What you need to do → Extract each line where the string "name" shows up.

Stored records →
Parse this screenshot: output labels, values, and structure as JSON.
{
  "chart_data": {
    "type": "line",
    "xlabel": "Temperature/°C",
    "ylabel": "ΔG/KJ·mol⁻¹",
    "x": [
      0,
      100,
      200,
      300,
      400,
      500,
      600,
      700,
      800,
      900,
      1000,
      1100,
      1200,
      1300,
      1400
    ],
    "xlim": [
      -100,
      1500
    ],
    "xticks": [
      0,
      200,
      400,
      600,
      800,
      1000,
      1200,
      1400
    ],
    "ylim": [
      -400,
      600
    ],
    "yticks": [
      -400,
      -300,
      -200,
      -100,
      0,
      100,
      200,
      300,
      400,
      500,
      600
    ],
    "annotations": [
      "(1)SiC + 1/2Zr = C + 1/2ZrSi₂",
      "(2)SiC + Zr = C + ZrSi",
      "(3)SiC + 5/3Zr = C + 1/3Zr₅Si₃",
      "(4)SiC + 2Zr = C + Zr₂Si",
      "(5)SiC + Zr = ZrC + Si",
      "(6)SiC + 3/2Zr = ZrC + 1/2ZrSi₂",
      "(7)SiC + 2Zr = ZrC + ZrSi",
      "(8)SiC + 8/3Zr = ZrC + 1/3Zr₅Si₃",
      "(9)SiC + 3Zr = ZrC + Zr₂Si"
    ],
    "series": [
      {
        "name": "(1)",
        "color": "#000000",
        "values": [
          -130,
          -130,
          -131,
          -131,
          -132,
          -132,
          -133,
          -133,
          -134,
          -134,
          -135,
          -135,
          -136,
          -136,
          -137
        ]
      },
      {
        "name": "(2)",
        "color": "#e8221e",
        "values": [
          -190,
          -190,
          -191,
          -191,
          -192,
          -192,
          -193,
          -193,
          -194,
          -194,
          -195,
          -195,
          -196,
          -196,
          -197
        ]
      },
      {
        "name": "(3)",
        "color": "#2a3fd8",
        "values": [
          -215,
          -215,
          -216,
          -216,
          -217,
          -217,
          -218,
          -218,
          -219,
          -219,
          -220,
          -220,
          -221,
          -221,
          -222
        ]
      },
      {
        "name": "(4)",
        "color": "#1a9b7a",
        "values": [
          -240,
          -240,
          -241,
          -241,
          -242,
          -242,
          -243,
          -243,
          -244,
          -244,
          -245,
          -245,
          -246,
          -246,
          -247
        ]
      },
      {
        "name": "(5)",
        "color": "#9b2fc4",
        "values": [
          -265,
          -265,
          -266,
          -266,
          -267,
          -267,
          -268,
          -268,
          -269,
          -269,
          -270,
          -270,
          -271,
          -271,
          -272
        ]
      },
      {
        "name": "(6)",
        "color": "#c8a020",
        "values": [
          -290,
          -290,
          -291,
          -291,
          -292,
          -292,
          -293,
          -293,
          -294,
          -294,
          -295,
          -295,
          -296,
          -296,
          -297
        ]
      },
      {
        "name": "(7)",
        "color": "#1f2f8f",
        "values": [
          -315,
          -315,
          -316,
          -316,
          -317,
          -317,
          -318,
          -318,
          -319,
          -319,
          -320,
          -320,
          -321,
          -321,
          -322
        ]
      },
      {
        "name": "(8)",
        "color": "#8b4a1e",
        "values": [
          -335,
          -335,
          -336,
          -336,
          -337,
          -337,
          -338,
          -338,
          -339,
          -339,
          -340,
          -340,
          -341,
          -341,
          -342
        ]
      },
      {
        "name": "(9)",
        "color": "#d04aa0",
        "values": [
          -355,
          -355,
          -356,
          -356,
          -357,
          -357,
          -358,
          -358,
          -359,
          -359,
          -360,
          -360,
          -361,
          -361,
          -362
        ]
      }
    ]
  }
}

Output →
        "name": "(1)",
        "name": "(2)",
        "name": "(3)",
        "name": "(4)",
        "name": "(5)",
        "name": "(6)",
        "name": "(7)",
        "name": "(8)",
        "name": "(9)",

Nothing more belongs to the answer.